Written task
Repeat the listing in full, word for word.

==========

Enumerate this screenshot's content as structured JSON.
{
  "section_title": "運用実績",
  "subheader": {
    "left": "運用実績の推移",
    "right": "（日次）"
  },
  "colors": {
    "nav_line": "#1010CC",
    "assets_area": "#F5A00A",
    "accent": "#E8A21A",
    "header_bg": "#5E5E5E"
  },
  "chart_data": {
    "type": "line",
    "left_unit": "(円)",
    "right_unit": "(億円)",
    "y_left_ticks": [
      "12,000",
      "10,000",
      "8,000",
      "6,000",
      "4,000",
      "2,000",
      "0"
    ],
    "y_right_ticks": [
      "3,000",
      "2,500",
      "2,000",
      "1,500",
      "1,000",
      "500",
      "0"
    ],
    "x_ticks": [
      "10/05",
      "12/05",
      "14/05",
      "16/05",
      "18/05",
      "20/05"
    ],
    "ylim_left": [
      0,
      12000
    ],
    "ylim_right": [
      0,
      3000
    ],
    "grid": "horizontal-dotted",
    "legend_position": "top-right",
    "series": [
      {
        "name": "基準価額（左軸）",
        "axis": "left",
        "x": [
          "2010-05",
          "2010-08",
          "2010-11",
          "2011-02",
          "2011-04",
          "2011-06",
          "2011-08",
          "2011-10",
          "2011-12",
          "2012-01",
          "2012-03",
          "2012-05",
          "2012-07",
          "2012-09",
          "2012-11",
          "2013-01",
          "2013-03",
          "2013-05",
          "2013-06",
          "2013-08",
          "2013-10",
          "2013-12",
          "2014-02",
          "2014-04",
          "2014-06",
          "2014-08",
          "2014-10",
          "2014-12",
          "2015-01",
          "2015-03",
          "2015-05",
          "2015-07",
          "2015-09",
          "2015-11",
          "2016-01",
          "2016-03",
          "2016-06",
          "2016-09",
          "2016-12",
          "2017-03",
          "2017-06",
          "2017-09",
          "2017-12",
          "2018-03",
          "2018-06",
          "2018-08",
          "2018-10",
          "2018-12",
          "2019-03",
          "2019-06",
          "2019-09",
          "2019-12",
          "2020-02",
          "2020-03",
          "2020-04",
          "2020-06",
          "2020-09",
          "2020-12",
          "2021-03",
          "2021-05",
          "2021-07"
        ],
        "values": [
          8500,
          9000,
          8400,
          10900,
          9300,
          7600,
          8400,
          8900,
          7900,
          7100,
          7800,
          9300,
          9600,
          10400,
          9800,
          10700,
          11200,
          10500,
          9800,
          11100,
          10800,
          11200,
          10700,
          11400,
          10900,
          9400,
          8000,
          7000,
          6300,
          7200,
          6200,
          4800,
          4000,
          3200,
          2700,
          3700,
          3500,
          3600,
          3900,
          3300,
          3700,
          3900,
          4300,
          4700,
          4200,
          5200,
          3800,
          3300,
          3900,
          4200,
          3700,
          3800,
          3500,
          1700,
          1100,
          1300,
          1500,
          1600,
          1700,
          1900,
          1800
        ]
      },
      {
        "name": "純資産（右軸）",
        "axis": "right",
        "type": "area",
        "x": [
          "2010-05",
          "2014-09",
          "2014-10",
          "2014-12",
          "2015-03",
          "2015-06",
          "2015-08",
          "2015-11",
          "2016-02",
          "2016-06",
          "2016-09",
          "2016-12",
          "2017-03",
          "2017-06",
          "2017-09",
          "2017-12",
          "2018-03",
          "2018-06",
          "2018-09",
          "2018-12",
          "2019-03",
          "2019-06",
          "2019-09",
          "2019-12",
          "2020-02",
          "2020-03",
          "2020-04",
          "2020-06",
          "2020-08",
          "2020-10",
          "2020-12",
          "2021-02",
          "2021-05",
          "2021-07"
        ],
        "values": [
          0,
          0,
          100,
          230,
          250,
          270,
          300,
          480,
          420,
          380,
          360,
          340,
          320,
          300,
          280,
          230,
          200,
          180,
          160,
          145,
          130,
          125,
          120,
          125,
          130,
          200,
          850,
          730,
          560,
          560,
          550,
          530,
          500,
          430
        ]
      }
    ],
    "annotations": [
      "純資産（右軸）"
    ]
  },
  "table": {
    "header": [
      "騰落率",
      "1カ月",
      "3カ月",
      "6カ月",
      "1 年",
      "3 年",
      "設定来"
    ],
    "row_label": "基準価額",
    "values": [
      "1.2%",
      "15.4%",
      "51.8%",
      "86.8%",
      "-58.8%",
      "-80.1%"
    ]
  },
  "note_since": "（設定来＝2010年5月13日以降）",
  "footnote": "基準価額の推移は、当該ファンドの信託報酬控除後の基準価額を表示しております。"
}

==========

Solved problem
Enumerate this screenshot's content as structured JSON.
{
  "section_title": "運用実績",
  "subheader": {
    "left": "運用実績の推移",
    "right": "（日次）"
  },
  "colors": {
    "nav_line": "#1010CC",
    "assets_area": "#F5A00A",
    "accent": "#E8A21A",
    "header_bg": "#5E5E5E"
  },
  "chart_data": {
    "type": "line",
    "left_unit": "(円)",
    "right_unit": "(億円)",
    "y_left_ticks": [
      "12,000",
      "10,000",
      "8,000",
      "6,000",
      "4,000",
      "2,000",
      "0"
    ],
    "y_right_ticks": [
      "3,000",
      "2,500",
      "2,000",
      "1,500",
      "1,000",
      "500",
      "0"
    ],
    "x_ticks": [
      "10/05",
      "12/05",
      "14/05",
      "16/05",
      "18/05",
      "20/05"
    ],
    "ylim_left": [
      0,
      12000
    ],
    "ylim_right": [
      0,
      3000
    ],
    "grid": "horizontal-dotted",
    "legend_position": "top-right",
    "series": [
      {
        "name": "基準価額（左軸）",
        "axis": "left",
        "x": [
          "2010-05",
          "2010-08",
          "2010-11",
          "2011-02",
          "2011-04",
          "2011-06",
          "2011-08",
          "2011-10",
          "2011-12",
          "2012-01",
          "2012-03",
          "2012-05",
          "2012-07",
          "2012-09",
          "2012-11",
          "2013-01",
          "2013-03",
          "2013-05",
          "2013-06",
          "2013-08",
          "2013-10",
          "2013-12",
          "2014-02",
          "2014-04",
          "2014-06",
          "2014-08",
          "2014-10",
          "2014-12",
          "2015-01",
          "2015-03",
          "2015-05",
          "2015-07",
          "2015-09",
          "2015-11",
          "2016-01",
          "2016-03",
          "2016-06",
          "2016-09",
          "2016-12",
          "2017-03",
          "2017-06",
          "2017-09",
          "2017-12",
          "2018-03",
          "2018-06",
          "2018-08",
          "2018-10",
          "2018-12",
          "2019-03",
          "2019-06",
          "2019-09",
          "2019-12",
          "2020-02",
          "2020-03",
          "2020-04",
          "2020-06",
          "2020-09",
          "2020-12",
          "2021-03",
          "2021-05",
          "2021-07"
        ],
        "values": [
          8500,
          9000,
          8400,
          10900,
          9300,
          7600,
          8400,
          8900,
          7900,
          7100,
          7800,
          9300,
          9600,
          10400,
          9800,
          10700,
          11200,
          10500,
          9800,
          11100,
          10800,
          11200,
          10700,
          11400,
          10900,
          9400,
          8000,
          7000,
          6300,
          7200,
          6200,
          4800,
          4000,
          3200,
          2700,
          3700,
          3500,
          3600,
          3900,
          3300,
          3700,
          3900,
          4300,
          4700,
          4200,
          5200,
          3800,
          3300,
          3900,
          4200,
          3700,
          3800,
          3500,
          1700,
          1100,
          1300,
          1500,
          1600,
          1700,
          1900,
          1800
        ]
      },
      {
        "name": "純資産（右軸）",
        "axis": "right",
        "type": "area",
        "x": [
          "2010-05",
          "2014-09",
          "2014-10",
          "2014-12",
          "2015-03",
          "2015-06",
          "2015-08",
          "2015-11",
          "2016-02",
          "2016-06",
          "2016-09",
          "2016-12",
          "2017-03",
          "2017-06",
          "2017-09",
          "2017-12",
          "2018-03",
          "2018-06",
          "2018-09",
          "2018-12",
          "2019-03",
          "2019-06",
          "2019-09",
          "2019-12",
          "2020-02",
          "2020-03",
          "2020-04",
          "2020-06",
          "2020-08",
          "2020-10",
          "2020-12",
          "2021-02",
          "2021-05",
          "2021-07"
        ],
        "values": [
          0,
          0,
          100,
          230,
          250,
          270,
          300,
          480,
          420,
          380,
          360,
          340,
          320,
          300,
          280,
          230,
          200,
          180,
          160,
          145,
          130,
          125,
          120,
          125,
          130,
          200,
          850,
          730,
          560,
          560,
          550,
          530,
          500,
          430
        ]
      }
    ],
    "annotations": [
      "純資産（右軸）"
    ]
  },
  "table": {
    "header": [
      "騰落率",
      "1カ月",
      "3カ月",
      "6カ月",
      "1 年",
      "3 年",
      "設定来"
    ],
    "row_label": "基準価額",
    "values": [
      "1.2%",
      "15.4%",
      "51.8%",
      "86.8%",
      "-58.8%",
      "-80.1%"
    ]
  },
  "note_since": "（設定来＝2010年5月13日以降）",
  "footnote": "基準価額の推移は、当該ファンドの信託報酬控除後の基準価額を表示しております。"
}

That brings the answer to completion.